### To be done
Write out all of the data exactly as it appears.

### Entries supplied

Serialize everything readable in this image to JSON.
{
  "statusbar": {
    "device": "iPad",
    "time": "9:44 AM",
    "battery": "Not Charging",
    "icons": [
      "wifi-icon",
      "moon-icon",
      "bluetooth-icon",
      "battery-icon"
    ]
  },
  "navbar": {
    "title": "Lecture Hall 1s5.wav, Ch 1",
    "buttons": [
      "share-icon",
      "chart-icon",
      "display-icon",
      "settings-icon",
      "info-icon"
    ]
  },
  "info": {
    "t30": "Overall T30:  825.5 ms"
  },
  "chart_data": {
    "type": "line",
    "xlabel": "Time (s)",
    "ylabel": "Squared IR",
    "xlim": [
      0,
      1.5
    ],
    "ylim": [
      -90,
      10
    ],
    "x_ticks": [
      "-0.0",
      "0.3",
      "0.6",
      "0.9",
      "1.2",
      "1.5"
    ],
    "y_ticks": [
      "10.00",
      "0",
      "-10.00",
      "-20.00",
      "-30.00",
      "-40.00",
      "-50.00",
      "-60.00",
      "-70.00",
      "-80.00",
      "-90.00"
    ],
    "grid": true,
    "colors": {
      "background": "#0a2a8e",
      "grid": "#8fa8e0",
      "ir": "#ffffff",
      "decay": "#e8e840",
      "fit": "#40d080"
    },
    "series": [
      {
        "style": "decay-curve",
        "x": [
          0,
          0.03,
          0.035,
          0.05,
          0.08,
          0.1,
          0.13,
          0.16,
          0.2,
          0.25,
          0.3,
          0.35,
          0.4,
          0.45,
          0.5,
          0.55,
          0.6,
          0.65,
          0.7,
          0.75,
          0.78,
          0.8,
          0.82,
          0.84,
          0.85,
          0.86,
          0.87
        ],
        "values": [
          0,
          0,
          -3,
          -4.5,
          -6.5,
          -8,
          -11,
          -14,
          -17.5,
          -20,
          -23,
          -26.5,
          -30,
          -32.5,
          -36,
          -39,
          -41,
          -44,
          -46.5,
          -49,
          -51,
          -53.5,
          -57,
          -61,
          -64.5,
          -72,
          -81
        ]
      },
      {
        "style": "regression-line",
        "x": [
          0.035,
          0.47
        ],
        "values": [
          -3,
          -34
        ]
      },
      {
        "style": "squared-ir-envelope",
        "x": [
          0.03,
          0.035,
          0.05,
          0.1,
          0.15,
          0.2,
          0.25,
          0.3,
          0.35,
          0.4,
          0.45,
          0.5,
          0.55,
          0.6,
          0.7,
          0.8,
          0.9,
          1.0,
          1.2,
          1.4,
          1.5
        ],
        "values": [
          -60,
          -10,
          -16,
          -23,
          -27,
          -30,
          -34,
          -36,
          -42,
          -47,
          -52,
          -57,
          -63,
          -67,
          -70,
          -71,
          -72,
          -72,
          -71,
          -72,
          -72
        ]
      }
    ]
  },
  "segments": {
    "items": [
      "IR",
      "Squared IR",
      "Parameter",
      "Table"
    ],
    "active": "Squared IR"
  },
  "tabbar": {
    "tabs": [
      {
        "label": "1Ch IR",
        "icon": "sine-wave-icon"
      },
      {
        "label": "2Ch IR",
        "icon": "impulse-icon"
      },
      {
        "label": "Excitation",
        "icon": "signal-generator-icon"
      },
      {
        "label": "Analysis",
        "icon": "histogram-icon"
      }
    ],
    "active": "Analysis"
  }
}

### Result of this exercise
Serialize everything readable in this image to JSON.
{
  "statusbar": {
    "device": "iPad",
    "time": "9:44 AM",
    "battery": "Not Charging",
    "icons": [
      "wifi-icon",
      "moon-icon",
      "bluetooth-icon",
      "battery-icon"
    ]
  },
  "navbar": {
    "title": "Lecture Hall 1s5.wav, Ch 1",
    "buttons": [
      "share-icon",
      "chart-icon",
      "display-icon",
      "settings-icon",
      "info-icon"
    ]
  },
  "info": {
    "t30": "Overall T30:  825.5 ms"
  },
  "chart_data": {
    "type": "line",
    "xlabel": "Time (s)",
    "ylabel": "Squared IR",
    "xlim": [
      0,
      1.5
    ],
    "ylim": [
      -90,
      10
    ],
    "x_ticks": [
      "-0.0",
      "0.3",
      "0.6",
      "0.9",
      "1.2",
      "1.5"
    ],
    "y_ticks": [
      "10.00",
      "0",
      "-10.00",
      "-20.00",
      "-30.00",
      "-40.00",
      "-50.00",
      "-60.00",
      "-70.00",
      "-80.00",
      "-90.00"
    ],
    "grid": true,
    "colors": {
      "background": "#0a2a8e",
      "grid": "#8fa8e0",
      "ir": "#ffffff",
      "decay": "#e8e840",
      "fit": "#40d080"
    },
    "series": [
      {
        "style": "decay-curve",
        "x": [
          0,
          0.03,
          0.035,
          0.05,
          0.08,
          0.1,
          0.13,
          0.16,
          0.2,
          0.25,
          0.3,
          0.35,
          0.4,
          0.45,
          0.5,
          0.55,
          0.6,
          0.65,
          0.7,
          0.75,
          0.78,
          0.8,
          0.82,
          0.84,
          0.85,
          0.86,
          0.87
        ],
        "values": [
          0,
          0,
          -3,
          -4.5,
          -6.5,
          -8,
          -11,
          -14,
          -17.5,
          -20,
          -23,
          -26.5,
          -30,
          -32.5,
          -36,
          -39,
          -41,
          -44,
          -46.5,
          -49,
          -51,
          -53.5,
          -57,
          -61,
          -64.5,
          -72,
          -81
        ]
      },
      {
        "style": "regression-line",
        "x": [
          0.035,
          0.47
        ],
        "values": [
          -3,
          -34
        ]
      },
      {
        "style": "squared-ir-envelope",
        "x": [
          0.03,
          0.035,
          0.05,
          0.1,
          0.15,
          0.2,
          0.25,
          0.3,
          0.35,
          0.4,
          0.45,
          0.5,
          0.55,
          0.6,
          0.7,
          0.8,
          0.9,
          1.0,
          1.2,
          1.4,
          1.5
        ],
        "values": [
          -60,
          -10,
          -16,
          -23,
          -27,
          -30,
          -34,
          -36,
          -42,
          -47,
          -52,
          -57,
          -63,
          -67,
          -70,
          -71,
          -72,
          -72,
          -71,
          -72,
          -72
        ]
      }
    ]
  },
  "segments": {
    "items": [
      "IR",
      "Squared IR",
      "Parameter",
      "Table"
    ],
    "active": "Squared IR"
  },
  "tabbar": {
    "tabs": [
      {
        "label": "1Ch IR",
        "icon": "sine-wave-icon"
      },
      {
        "label": "2Ch IR",
        "icon": "impulse-icon"
      },
      {
        "label": "Excitation",
        "icon": "signal-generator-icon"
      },
      {
        "label": "Analysis",
        "icon": "histogram-icon"
      }
    ],
    "active": "Analysis"
  }
}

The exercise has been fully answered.